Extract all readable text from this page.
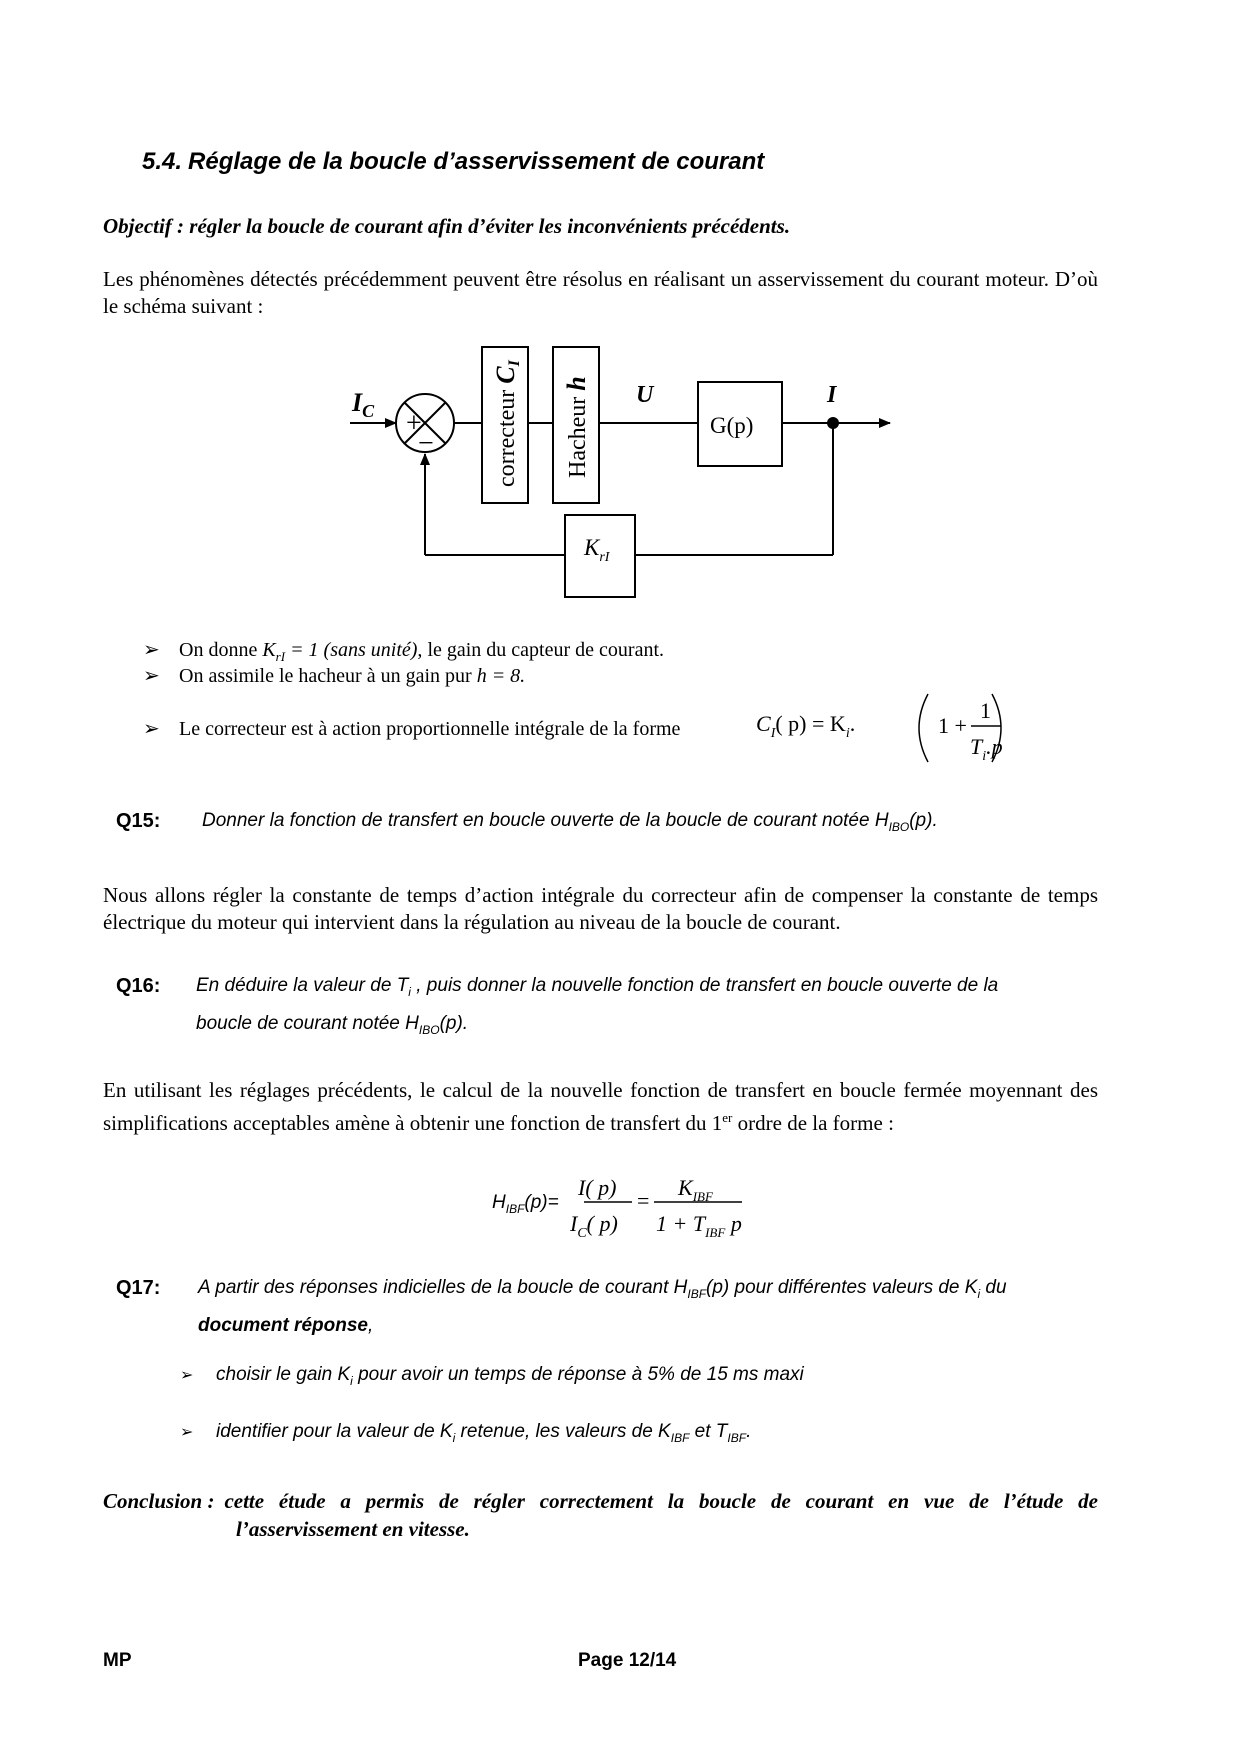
5.4. Réglage de la boucle d’asservissement de courant
Objectif : régler la boucle de courant afin d’éviter les inconvénients précédents.
Les phénomènes détectés précédemment peuvent être résolus en réalisant un asservissement du courant moteur. D’où le schéma suivant :
$I_C$ +
−	correcteur $C_I$
Hacheur h U
G(p)
I
$K_{rI}$
➢ On donne $K_{rI} = 1$ (sans unité), le gain du capteur de courant.
➢ On assimile le hacheur à un gain pur h = 8.
➢ Le correcteur est à action proportionnelle intégrale de la forme	$C_I$( $p) = K_i$.	1 +
1
$T_i.p$
Q15: Donner la fonction de transfert en boucle ouverte de la boucle de courant notée $H_{IBO}(p)$.
Nous allons régler la constante de temps d’action intégrale du correcteur afin de compenser la constante de temps électrique du moteur qui intervient dans la régulation au niveau de la boucle de courant.
Q16: En déduire la valeur de $T_i$ , puis donner la nouvelle fonction de transfert en boucle ouverte de la
boucle de courant notée $H_{IBO}(p)$.
En utilisant les réglages précédents, le calcul de la nouvelle fonction de transfert en boucle fermée moyennant des simplifications acceptables amène à obtenir une fonction de transfert du 1er ordre de la forme :
$H_{IBF}(p)=$
I( p)
$I_C$( p)
=
$K_{IBF}$
$1 + T_{IBF}$ p
Q17: A partir des réponses indicielles de la boucle de courant $H_{IBF}(p)$ pour différentes valeurs de $K_i$ du
document réponse,
➢ choisir le gain $K_i$ pour avoir un temps de réponse à 5% de 15 ms maxi
➢ identifier pour la valeur de $K_i$ retenue, les valeurs de $K_{IBF}$ et $T_{IBF}$.
Conclusion : cette étude a permis de régler correctement la boucle de courant en vue de l’étude de
l’asservissement en vitesse.
MP	Page 12/14
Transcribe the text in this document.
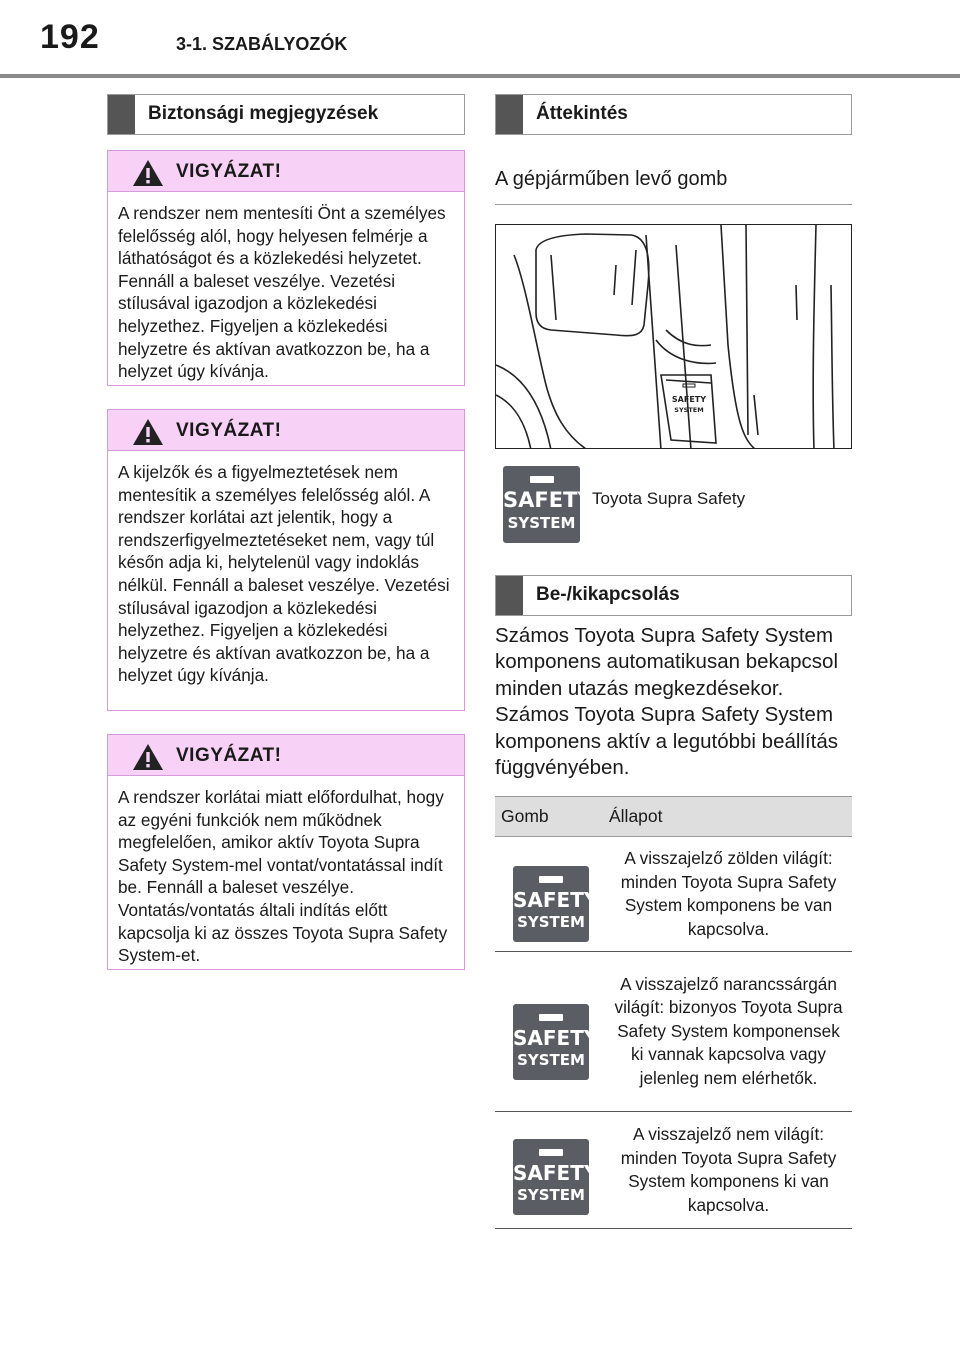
192	3-1. SZABÁLYOZÓK
Biztonsági megjegyzések
VIGYÁZAT!
A rendszer nem mentesíti Önt a személyes felelősség alól, hogy helyesen felmérje a láthatóságot és a közlekedési helyzetet. Fennáll a baleset veszélye. Vezetési stílusával igazodjon a közlekedési helyzethez. Figyeljen a közlekedési helyzetre és aktívan avatkozzon be, ha a helyzet úgy kívánja.
VIGYÁZAT!
A kijelzők és a figyelmeztetések nem mentesítik a személyes felelősség alól. A rendszer korlátai azt jelentik, hogy a rendszerfigyelmeztetéseket nem, vagy túl későn adja ki, helytelenül vagy indoklás nélkül. Fennáll a baleset veszélye. Vezetési stílusával igazodjon a közlekedési helyzethez. Figyeljen a közlekedési helyzetre és aktívan avatkozzon be, ha a helyzet úgy kívánja.
VIGYÁZAT!
A rendszer korlátai miatt előfordulhat, hogy az egyéni funkciók nem működnek megfelelően, amikor aktív Toyota Supra Safety System-mel vontat/vontatással indít be. Fennáll a baleset veszélye. Vontatás/vontatás általi indítás előtt kapcsolja ki az összes Toyota Supra Safety System-et.
Áttekintés
A gépjárműben levő gomb
SAFETY
SYSTEM
SAFETY
SYSTEM
Toyota Supra Safety
Be-/kikapcsolás
Számos Toyota Supra Safety System komponens automatikusan bekapcsol minden utazás megkezdésekor. Számos Toyota Supra Safety System komponens aktív a legutóbbi beállítás függvényében.
Gomb	Állapot

SAFETY
SYSTEM	A visszajelző zölden világít: minden Toyota Supra Safety System komponens be van kapcsolva.

SAFETY
SYSTEM	A visszajelző narancssárgán világít: bizonyos Toyota Supra Safety System komponensek ki vannak kapcsolva vagy jelenleg nem elérhetők.

SAFETY
SYSTEM	A visszajelző nem világít: minden Toyota Supra Safety System komponens ki van kapcsolva.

* * * * * * * * *

**What you are asked to do**
All of the material above needs to be restated exactly, with no pictures.

**Solution for this exercise**
Extract all readable text from this page.
5.4. Réglage de la boucle d’asservissement de courant
Objectif : régler la boucle de courant afin d’éviter les inconvénients précédents.
Les phénomènes détectés précédemment peuvent être résolus en réalisant un asservissement du courant moteur. D’où le schéma suivant :
$I_C$ +
−	correcteur $C_I$
Hacheur h U
G(p)
I
$K_{rI}$
➢ On donne $K_{rI} = 1$ (sans unité), le gain du capteur de courant.
➢ On assimile le hacheur à un gain pur h = 8.
➢ Le correcteur est à action proportionnelle intégrale de la forme	$C_I$( $p) = K_i$.	1 +
1
$T_i.p$
Q15: Donner la fonction de transfert en boucle ouverte de la boucle de courant notée $H_{IBO}(p)$.
Nous allons régler la constante de temps d’action intégrale du correcteur afin de compenser la constante de temps électrique du moteur qui intervient dans la régulation au niveau de la boucle de courant.
Q16: En déduire la valeur de $T_i$ , puis donner la nouvelle fonction de transfert en boucle ouverte de la
boucle de courant notée $H_{IBO}(p)$.
En utilisant les réglages précédents, le calcul de la nouvelle fonction de transfert en boucle fermée moyennant des simplifications acceptables amène à obtenir une fonction de transfert du 1er ordre de la forme :
$H_{IBF}(p)=$
I( p)
$I_C$( p)
=
$K_{IBF}$
$1 + T_{IBF}$ p
Q17: A partir des réponses indicielles de la boucle de courant $H_{IBF}(p)$ pour différentes valeurs de $K_i$ du
document réponse,
➢ choisir le gain $K_i$ pour avoir un temps de réponse à 5% de 15 ms maxi
➢ identifier pour la valeur de $K_i$ retenue, les valeurs de $K_{IBF}$ et $T_{IBF}$.
Conclusion : cette étude a permis de régler correctement la boucle de courant en vue de l’étude de
l’asservissement en vitesse.
MP	Page 12/14
Transcribe the text in this document.
192	3-1. SZABÁLYOZÓK
Biztonsági megjegyzések
VIGYÁZAT!
A rendszer nem mentesíti Önt a személyes felelősség alól, hogy helyesen felmérje a láthatóságot és a közlekedési helyzetet. Fennáll a baleset veszélye. Vezetési stílusával igazodjon a közlekedési helyzethez. Figyeljen a közlekedési helyzetre és aktívan avatkozzon be, ha a helyzet úgy kívánja.
VIGYÁZAT!
A kijelzők és a figyelmeztetések nem mentesítik a személyes felelősség alól. A rendszer korlátai azt jelentik, hogy a rendszerfigyelmeztetéseket nem, vagy túl későn adja ki, helytelenül vagy indoklás nélkül. Fennáll a baleset veszélye. Vezetési stílusával igazodjon a közlekedési helyzethez. Figyeljen a közlekedési helyzetre és aktívan avatkozzon be, ha a helyzet úgy kívánja.
VIGYÁZAT!
A rendszer korlátai miatt előfordulhat, hogy az egyéni funkciók nem működnek megfelelően, amikor aktív Toyota Supra Safety System-mel vontat/vontatással indít be. Fennáll a baleset veszélye. Vontatás/vontatás általi indítás előtt kapcsolja ki az összes Toyota Supra Safety System-et.
Áttekintés
A gépjárműben levő gomb
SAFETY
SYSTEM
SAFETY
SYSTEM
Toyota Supra Safety
Be-/kikapcsolás
Számos Toyota Supra Safety System komponens automatikusan bekapcsol minden utazás megkezdésekor. Számos Toyota Supra Safety System komponens aktív a legutóbbi beállítás függvényében.
Gomb	Állapot

SAFETY
SYSTEM	A visszajelző zölden világít: minden Toyota Supra Safety System komponens be van kapcsolva.

SAFETY
SYSTEM	A visszajelző narancssárgán világít: bizonyos Toyota Supra Safety System komponensek ki vannak kapcsolva vagy jelenleg nem elérhetők.

SAFETY
SYSTEM	A visszajelző nem világít: minden Toyota Supra Safety System komponens ki van kapcsolva.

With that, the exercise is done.